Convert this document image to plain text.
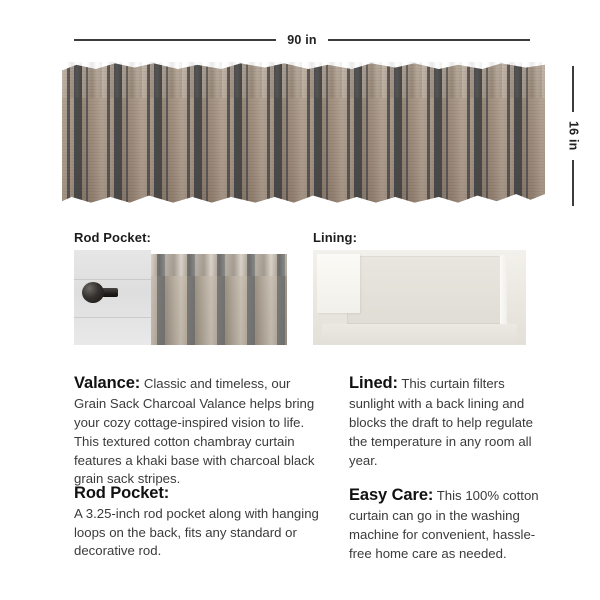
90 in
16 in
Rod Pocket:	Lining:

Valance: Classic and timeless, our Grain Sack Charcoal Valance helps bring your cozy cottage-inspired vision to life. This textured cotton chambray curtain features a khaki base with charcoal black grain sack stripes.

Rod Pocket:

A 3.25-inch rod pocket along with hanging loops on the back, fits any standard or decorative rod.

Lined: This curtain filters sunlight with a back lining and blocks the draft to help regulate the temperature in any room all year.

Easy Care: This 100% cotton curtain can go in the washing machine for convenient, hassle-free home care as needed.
---
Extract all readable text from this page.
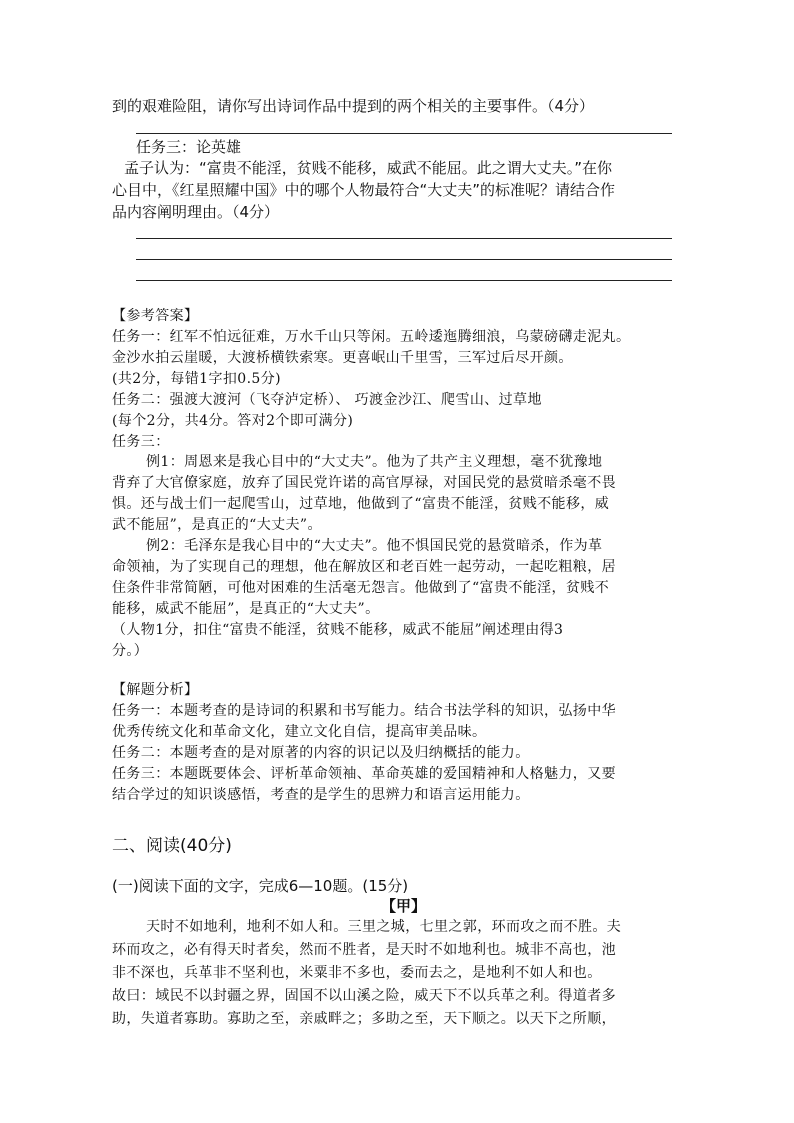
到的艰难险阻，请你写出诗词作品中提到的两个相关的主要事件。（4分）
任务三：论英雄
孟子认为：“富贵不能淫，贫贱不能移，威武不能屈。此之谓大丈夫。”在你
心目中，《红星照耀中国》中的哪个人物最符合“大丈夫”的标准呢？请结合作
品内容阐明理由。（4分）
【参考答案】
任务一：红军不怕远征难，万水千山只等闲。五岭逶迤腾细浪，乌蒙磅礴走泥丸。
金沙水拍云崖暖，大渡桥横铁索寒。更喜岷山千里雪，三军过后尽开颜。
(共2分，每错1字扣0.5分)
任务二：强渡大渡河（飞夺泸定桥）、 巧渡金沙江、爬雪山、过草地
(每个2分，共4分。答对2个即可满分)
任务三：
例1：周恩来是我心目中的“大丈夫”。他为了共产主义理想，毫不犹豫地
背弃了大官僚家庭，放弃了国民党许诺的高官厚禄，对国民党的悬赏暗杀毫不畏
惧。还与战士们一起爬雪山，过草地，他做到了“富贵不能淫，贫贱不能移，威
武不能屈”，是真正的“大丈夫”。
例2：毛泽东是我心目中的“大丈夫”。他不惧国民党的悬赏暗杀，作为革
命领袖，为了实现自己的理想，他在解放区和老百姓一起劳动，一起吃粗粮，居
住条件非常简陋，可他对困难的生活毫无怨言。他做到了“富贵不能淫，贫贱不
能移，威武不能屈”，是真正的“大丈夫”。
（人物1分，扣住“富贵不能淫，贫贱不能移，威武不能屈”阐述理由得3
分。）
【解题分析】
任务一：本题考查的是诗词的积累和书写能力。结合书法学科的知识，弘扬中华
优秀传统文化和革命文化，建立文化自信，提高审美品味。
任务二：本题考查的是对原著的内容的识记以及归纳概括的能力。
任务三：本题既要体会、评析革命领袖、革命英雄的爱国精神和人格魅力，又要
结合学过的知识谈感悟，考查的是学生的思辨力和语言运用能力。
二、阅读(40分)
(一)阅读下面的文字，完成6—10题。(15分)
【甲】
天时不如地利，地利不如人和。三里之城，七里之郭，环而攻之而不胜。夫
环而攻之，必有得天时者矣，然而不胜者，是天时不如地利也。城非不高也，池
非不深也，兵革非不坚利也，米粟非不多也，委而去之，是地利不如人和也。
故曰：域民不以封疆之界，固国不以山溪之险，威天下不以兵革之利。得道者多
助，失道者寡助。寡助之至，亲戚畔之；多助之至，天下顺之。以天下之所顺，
...
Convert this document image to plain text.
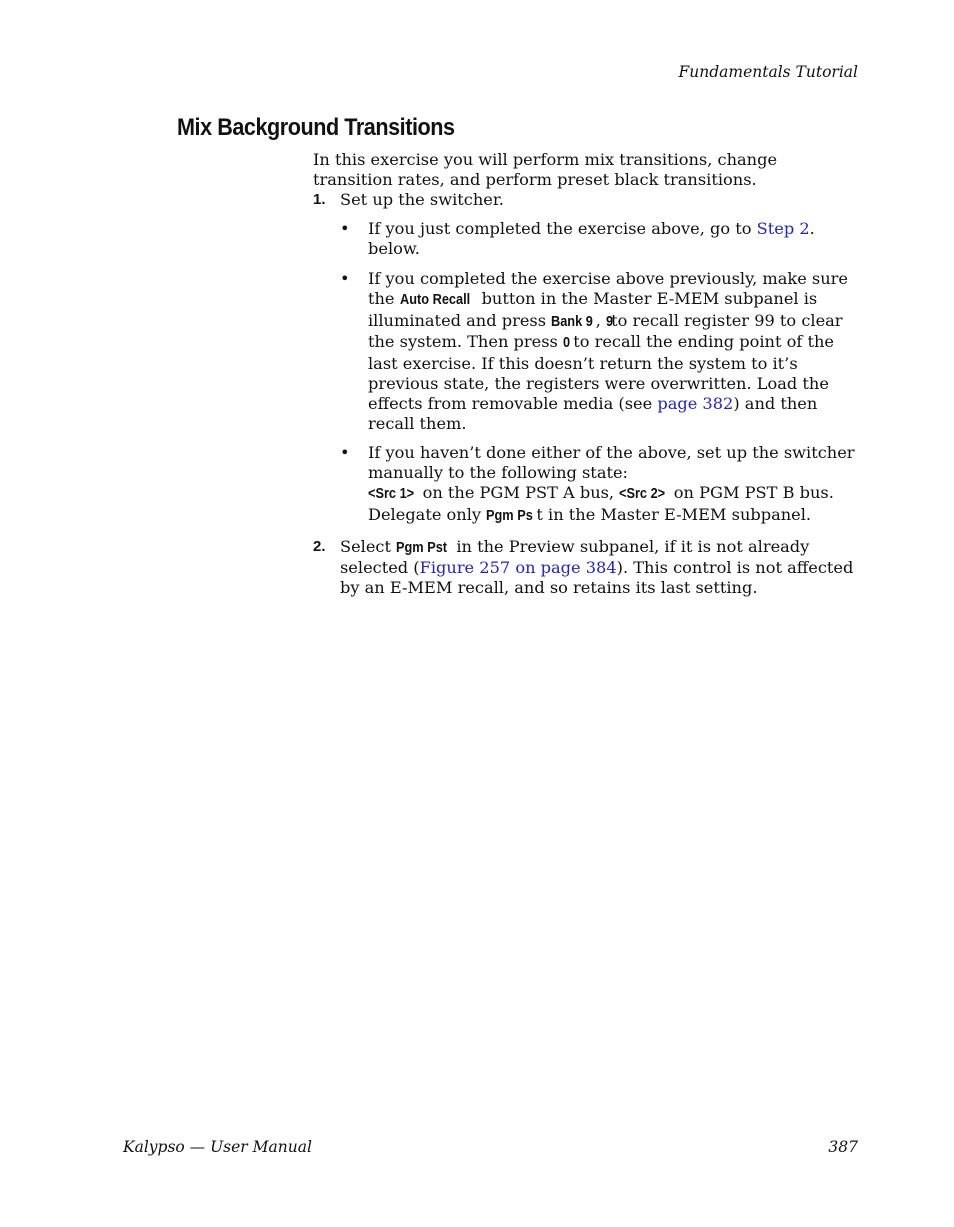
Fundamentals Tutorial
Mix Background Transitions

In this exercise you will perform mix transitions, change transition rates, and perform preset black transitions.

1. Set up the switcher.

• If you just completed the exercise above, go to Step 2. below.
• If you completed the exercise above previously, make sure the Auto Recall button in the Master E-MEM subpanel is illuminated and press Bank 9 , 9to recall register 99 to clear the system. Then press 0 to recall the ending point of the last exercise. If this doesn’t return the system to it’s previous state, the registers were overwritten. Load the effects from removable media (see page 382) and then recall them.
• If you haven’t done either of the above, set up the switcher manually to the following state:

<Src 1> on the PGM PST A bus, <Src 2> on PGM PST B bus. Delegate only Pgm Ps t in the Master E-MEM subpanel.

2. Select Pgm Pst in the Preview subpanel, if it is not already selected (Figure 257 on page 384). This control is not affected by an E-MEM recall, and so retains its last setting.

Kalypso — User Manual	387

What the task requires:
In the records above, collect each line with "black".

Output:
Valance: Classic and timeless, our Grain Sack Charcoal Valance helps bring your cozy cottage-inspired vision to life. This textured cotton chambray curtain features a khaki base with charcoal black grain sack stripes.
In this exercise you will perform mix transitions, change transition rates, and perform preset black transitions.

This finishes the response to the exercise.